**Exercise brief**
Print verbatim every line starting at the one that contains "What does this" and ending at the final line of the records; include both endpoints.

**Data excerpts**
══════════

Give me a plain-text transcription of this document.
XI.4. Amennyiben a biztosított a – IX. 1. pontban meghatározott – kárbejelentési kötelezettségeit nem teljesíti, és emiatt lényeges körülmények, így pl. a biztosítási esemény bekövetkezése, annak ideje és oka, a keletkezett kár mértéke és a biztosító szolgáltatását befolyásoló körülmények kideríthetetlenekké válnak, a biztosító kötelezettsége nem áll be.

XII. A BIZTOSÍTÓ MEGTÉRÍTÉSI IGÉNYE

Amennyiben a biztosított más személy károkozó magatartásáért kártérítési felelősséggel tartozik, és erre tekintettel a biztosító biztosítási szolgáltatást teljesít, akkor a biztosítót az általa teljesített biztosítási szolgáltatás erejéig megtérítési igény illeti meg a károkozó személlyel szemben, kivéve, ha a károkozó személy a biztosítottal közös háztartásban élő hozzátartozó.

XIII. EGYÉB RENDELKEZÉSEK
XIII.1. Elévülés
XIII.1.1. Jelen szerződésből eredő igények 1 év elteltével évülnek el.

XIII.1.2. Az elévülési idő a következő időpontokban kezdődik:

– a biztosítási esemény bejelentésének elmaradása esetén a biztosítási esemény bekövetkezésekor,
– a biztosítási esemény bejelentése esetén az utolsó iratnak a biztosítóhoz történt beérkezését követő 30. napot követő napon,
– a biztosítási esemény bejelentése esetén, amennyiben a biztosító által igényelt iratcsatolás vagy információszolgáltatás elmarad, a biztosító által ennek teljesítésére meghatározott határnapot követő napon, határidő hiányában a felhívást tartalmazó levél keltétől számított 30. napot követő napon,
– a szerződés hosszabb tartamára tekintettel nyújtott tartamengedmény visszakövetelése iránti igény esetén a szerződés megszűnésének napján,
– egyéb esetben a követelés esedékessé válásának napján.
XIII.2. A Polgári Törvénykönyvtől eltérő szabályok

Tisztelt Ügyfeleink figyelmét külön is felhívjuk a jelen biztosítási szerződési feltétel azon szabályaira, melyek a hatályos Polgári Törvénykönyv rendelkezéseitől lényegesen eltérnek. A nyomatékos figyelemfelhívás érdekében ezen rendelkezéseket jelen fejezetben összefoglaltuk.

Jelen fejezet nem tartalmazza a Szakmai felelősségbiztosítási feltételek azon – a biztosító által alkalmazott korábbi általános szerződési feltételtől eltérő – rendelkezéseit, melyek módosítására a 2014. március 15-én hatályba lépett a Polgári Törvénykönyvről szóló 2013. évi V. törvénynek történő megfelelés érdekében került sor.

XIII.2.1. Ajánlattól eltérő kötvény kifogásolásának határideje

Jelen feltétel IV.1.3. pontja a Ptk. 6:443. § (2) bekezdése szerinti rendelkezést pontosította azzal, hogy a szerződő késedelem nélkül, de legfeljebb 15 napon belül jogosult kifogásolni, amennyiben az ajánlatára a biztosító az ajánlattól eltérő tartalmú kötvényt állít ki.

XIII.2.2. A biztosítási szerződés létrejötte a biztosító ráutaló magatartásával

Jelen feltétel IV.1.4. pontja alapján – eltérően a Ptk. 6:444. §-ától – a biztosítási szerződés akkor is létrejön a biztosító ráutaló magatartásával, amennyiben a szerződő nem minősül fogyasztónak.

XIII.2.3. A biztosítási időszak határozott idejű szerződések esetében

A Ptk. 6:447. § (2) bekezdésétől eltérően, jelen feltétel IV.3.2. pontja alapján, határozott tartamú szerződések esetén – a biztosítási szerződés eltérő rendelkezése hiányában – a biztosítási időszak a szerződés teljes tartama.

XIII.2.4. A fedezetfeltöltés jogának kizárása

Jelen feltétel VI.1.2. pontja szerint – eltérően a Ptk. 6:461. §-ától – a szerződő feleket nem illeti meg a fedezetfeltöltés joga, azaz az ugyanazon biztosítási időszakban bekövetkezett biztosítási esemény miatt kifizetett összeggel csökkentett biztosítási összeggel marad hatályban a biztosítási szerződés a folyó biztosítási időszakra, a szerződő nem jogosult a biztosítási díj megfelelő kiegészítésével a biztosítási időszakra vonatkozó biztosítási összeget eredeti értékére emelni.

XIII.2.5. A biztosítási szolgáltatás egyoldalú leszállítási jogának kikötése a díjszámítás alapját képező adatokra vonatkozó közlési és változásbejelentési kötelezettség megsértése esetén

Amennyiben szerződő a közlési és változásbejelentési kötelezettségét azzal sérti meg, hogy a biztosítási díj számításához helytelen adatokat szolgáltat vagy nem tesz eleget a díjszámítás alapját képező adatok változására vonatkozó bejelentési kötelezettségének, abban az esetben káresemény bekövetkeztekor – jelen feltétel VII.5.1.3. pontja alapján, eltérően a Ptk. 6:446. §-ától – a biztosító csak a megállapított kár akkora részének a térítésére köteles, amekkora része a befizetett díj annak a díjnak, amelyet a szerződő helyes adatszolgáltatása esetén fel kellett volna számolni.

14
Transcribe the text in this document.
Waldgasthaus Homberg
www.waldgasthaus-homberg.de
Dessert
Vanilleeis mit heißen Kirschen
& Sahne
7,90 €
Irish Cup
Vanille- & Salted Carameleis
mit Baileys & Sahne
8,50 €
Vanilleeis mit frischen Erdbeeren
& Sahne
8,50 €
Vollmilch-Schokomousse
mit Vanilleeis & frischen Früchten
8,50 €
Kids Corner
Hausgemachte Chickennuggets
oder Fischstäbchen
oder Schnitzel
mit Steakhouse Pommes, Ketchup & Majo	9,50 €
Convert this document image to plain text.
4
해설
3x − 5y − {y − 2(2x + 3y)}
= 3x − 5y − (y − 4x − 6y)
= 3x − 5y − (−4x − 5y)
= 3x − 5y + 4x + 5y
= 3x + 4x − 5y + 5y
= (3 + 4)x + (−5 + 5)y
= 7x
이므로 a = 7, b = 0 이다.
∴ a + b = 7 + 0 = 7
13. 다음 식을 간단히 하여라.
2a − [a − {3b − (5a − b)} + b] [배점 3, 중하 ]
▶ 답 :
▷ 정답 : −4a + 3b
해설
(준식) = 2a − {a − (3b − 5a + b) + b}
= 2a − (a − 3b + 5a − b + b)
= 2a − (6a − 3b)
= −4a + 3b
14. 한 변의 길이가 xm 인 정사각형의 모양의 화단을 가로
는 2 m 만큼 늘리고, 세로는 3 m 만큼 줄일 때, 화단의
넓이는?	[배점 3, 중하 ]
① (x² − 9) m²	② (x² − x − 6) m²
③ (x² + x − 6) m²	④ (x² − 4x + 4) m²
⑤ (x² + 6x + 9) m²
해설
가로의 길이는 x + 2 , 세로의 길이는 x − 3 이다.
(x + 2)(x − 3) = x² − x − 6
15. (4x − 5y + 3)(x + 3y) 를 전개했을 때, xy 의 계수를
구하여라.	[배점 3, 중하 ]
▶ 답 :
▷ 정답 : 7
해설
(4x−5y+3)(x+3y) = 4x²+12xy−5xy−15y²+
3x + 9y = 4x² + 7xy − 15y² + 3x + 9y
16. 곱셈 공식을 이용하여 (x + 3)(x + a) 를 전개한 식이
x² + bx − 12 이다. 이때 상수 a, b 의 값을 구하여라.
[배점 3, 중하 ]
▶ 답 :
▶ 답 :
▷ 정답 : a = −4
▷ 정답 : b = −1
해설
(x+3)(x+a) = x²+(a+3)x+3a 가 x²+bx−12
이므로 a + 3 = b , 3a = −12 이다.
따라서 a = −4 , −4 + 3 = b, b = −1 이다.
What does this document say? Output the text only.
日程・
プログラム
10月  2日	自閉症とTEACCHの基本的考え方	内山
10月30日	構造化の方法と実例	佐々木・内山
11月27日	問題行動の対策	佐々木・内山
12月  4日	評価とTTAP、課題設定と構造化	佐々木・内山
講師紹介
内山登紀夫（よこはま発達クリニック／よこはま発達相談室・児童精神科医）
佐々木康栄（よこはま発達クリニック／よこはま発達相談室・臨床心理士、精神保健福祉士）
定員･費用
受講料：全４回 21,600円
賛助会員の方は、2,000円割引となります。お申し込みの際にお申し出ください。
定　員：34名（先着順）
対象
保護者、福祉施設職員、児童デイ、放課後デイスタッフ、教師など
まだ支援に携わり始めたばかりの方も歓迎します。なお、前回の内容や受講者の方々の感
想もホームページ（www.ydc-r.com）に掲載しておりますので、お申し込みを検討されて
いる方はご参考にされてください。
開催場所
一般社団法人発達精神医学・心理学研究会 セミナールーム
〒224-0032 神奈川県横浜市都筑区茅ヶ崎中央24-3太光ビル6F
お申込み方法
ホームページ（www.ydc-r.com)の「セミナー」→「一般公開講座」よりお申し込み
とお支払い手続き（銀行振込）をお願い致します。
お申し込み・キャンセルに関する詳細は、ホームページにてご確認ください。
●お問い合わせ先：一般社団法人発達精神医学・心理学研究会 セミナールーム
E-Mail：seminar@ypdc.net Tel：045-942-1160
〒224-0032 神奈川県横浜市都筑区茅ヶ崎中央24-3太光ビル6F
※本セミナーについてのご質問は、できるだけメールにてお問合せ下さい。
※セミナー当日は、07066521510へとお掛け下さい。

══════════

**Response to this task**
What does this document say? Output the text only.
日程・
プログラム
10月  2日	自閉症とTEACCHの基本的考え方	内山
10月30日	構造化の方法と実例	佐々木・内山
11月27日	問題行動の対策	佐々木・内山
12月  4日	評価とTTAP、課題設定と構造化	佐々木・内山
講師紹介
内山登紀夫（よこはま発達クリニック／よこはま発達相談室・児童精神科医）
佐々木康栄（よこはま発達クリニック／よこはま発達相談室・臨床心理士、精神保健福祉士）
定員･費用
受講料：全４回 21,600円
賛助会員の方は、2,000円割引となります。お申し込みの際にお申し出ください。
定　員：34名（先着順）
対象
保護者、福祉施設職員、児童デイ、放課後デイスタッフ、教師など
まだ支援に携わり始めたばかりの方も歓迎します。なお、前回の内容や受講者の方々の感
想もホームページ（www.ydc-r.com）に掲載しておりますので、お申し込みを検討されて
いる方はご参考にされてください。
開催場所
一般社団法人発達精神医学・心理学研究会 セミナールーム
〒224-0032 神奈川県横浜市都筑区茅ヶ崎中央24-3太光ビル6F
お申込み方法
ホームページ（www.ydc-r.com)の「セミナー」→「一般公開講座」よりお申し込み
とお支払い手続き（銀行振込）をお願い致します。
お申し込み・キャンセルに関する詳細は、ホームページにてご確認ください。
●お問い合わせ先：一般社団法人発達精神医学・心理学研究会 セミナールーム
E-Mail：seminar@ypdc.net Tel：045-942-1160
〒224-0032 神奈川県横浜市都筑区茅ヶ崎中央24-3太光ビル6F
※本セミナーについてのご質問は、できるだけメールにてお問合せ下さい。
※セミナー当日は、07066521510へとお掛け下さい。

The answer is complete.